Saved entries
--- START ---

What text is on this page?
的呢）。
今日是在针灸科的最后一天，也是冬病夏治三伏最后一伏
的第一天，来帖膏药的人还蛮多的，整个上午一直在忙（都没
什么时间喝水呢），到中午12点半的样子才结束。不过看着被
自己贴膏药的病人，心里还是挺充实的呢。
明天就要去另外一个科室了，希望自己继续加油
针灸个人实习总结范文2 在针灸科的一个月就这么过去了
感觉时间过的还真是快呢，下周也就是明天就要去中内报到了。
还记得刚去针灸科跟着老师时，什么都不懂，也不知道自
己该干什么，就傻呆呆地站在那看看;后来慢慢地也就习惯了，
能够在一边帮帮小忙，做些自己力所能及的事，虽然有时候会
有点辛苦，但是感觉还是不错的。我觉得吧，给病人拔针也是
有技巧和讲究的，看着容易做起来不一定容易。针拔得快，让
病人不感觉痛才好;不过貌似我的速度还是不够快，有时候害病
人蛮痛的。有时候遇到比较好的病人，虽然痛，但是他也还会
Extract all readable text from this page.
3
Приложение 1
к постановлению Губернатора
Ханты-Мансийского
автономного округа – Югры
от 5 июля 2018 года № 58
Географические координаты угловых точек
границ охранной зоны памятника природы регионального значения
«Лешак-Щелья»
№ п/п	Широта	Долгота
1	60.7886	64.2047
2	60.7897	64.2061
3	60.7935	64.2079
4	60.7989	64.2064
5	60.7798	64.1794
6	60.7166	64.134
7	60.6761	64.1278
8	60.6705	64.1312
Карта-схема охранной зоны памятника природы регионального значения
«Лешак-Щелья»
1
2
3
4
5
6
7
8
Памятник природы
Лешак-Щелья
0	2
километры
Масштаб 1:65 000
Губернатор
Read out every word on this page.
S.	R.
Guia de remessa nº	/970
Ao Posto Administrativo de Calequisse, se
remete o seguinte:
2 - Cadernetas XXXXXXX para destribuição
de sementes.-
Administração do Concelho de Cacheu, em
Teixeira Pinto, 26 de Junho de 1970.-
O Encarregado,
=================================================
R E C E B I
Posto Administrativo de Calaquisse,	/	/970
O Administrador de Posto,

--- END ---

- [INSTRUCTIONS FOR THE TASK]: Your output consists solely of the lines from the one with "Read out every word on this page." through the last line, copied exactly.

- [TASK RESULT]:
Read out every word on this page.
S.	R.
Guia de remessa nº	/970
Ao Posto Administrativo de Calequisse, se
remete o seguinte:
2 - Cadernetas XXXXXXX para destribuição
de sementes.-
Administração do Concelho de Cacheu, em
Teixeira Pinto, 26 de Junho de 1970.-
O Encarregado,
=================================================
R E C E B I
Posto Administrativo de Calaquisse,	/	/970
O Administrador de Posto,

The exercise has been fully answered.